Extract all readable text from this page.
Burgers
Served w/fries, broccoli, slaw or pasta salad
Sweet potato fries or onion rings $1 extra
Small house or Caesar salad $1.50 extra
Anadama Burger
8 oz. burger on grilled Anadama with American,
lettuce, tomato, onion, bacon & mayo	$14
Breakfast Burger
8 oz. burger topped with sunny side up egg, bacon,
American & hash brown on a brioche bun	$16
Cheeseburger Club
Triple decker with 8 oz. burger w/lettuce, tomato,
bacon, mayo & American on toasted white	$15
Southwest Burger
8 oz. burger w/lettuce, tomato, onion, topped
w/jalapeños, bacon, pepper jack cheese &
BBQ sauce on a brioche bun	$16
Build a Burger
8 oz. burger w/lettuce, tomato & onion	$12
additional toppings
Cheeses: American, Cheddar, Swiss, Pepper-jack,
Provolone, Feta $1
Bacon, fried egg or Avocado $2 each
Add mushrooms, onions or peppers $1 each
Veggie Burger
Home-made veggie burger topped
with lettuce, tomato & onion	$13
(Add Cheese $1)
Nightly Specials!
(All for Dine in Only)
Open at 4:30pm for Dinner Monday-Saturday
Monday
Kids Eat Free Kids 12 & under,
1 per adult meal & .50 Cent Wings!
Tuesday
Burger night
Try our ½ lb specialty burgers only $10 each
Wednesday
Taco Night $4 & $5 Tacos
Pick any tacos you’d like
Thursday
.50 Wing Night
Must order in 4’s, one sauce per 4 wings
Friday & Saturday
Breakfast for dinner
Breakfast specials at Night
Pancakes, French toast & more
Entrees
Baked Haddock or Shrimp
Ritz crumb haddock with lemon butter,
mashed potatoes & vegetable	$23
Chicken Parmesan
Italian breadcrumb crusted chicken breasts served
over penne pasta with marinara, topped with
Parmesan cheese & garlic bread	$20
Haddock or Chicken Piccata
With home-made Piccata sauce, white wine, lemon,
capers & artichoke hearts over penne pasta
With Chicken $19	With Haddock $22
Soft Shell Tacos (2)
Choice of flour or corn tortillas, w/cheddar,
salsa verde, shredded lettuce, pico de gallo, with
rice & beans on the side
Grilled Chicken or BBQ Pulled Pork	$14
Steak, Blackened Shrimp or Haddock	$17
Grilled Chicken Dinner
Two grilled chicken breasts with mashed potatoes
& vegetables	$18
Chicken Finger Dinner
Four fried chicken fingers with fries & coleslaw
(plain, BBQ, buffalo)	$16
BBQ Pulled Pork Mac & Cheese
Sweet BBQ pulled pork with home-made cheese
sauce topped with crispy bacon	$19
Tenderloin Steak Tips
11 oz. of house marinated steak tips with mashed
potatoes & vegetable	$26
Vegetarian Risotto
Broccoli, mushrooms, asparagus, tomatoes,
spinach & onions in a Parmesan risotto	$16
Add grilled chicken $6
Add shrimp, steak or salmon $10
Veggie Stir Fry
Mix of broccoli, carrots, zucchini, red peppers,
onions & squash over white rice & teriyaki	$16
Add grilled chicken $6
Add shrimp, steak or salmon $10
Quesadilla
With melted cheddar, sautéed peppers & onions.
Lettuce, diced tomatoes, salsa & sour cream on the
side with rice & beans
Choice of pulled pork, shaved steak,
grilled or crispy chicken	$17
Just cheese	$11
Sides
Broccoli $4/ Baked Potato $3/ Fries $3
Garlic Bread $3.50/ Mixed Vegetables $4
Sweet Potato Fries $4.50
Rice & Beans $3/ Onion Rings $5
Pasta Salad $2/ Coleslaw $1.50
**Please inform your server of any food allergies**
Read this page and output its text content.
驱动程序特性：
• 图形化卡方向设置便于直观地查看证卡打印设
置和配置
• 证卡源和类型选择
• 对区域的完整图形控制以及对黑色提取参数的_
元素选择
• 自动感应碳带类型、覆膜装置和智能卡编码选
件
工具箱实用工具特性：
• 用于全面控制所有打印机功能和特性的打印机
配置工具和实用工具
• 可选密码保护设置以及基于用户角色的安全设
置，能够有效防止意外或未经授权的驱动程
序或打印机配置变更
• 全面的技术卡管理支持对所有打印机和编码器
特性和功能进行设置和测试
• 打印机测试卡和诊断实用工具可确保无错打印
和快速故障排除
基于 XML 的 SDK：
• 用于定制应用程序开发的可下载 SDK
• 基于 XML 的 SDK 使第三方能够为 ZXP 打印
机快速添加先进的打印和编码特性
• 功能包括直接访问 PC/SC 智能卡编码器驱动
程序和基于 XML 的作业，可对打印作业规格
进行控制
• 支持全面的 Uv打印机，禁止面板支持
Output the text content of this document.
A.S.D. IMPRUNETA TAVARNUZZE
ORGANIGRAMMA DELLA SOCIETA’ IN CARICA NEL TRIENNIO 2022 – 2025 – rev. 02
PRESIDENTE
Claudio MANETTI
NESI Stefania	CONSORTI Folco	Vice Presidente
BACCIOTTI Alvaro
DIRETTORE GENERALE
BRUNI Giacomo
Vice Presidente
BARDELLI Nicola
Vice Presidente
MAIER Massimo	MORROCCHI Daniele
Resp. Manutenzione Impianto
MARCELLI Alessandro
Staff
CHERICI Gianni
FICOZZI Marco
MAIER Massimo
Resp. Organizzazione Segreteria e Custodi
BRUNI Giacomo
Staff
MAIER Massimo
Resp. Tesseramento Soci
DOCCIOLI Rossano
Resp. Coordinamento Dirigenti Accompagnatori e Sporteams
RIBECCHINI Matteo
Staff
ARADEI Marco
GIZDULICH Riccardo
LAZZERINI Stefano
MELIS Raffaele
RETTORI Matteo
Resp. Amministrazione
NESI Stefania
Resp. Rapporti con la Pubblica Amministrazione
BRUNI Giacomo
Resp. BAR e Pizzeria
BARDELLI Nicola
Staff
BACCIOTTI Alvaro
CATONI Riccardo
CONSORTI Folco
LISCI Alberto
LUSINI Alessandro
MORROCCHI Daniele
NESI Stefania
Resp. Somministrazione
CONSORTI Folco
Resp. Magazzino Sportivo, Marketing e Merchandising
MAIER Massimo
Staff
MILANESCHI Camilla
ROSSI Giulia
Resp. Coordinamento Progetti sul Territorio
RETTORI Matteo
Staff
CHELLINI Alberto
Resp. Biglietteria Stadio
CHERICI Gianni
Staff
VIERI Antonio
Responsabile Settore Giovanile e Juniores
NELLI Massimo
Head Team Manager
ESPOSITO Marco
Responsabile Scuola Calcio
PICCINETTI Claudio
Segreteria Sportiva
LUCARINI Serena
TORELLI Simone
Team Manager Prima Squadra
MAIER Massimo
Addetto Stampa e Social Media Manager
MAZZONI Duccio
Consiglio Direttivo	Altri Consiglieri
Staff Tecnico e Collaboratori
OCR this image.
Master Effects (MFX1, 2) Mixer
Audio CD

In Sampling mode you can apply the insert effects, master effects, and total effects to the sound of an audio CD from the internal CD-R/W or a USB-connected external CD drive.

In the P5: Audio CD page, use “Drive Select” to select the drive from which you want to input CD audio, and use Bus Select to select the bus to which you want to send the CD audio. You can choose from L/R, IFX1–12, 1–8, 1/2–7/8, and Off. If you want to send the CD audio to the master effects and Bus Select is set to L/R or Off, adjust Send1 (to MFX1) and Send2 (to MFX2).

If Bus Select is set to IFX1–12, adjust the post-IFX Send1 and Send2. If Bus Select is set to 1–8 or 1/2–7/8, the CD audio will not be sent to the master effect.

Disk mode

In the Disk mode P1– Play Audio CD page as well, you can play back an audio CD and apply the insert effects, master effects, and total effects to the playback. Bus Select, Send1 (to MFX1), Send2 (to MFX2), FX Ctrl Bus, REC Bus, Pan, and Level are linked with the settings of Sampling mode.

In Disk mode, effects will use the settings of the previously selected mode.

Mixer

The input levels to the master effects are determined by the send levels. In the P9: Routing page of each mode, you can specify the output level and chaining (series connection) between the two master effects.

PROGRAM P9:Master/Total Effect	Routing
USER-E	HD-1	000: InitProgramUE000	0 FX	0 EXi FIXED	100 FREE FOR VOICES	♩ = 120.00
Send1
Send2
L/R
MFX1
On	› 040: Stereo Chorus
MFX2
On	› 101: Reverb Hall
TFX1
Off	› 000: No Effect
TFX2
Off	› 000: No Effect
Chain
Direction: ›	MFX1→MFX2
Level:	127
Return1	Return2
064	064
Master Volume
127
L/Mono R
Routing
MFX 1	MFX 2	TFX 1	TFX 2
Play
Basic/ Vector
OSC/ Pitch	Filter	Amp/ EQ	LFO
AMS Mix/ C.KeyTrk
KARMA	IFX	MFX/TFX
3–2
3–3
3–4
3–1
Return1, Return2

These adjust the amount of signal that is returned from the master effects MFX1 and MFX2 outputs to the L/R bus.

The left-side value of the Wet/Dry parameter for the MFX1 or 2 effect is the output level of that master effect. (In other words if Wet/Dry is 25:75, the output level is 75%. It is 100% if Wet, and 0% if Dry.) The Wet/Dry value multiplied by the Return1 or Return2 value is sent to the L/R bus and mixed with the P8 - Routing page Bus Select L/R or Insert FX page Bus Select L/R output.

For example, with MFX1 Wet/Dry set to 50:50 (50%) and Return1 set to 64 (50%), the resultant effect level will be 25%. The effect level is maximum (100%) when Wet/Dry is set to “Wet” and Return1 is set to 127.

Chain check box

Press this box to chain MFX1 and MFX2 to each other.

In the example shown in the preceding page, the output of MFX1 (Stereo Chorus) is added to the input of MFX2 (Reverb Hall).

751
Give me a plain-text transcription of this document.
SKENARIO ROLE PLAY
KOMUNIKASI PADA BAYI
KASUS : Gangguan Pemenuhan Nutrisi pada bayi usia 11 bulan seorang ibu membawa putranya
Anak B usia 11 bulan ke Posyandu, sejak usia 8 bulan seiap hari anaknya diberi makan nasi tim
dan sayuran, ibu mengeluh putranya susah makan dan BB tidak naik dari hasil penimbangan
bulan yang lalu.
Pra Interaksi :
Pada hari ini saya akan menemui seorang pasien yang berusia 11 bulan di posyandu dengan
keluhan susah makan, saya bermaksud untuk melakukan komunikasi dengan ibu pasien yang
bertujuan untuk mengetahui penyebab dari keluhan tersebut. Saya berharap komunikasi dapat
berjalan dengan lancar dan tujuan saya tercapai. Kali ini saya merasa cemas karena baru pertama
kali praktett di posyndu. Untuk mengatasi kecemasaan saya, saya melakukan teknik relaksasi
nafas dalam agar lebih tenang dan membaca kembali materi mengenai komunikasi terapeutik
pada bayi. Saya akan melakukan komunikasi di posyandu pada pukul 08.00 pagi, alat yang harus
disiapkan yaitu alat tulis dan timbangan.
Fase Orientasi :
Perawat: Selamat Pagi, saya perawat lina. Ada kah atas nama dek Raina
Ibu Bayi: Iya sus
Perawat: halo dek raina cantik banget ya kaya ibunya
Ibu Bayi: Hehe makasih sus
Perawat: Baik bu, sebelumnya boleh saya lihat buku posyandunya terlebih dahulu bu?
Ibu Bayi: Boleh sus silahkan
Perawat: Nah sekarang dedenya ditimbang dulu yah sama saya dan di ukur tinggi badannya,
++++++++++
### Work to be completed
Filter out all lines lacking the word "Daniele" and copy the rest.

### The result
MAIER Massimo	MORROCCHI Daniele
MORROCCHI Daniele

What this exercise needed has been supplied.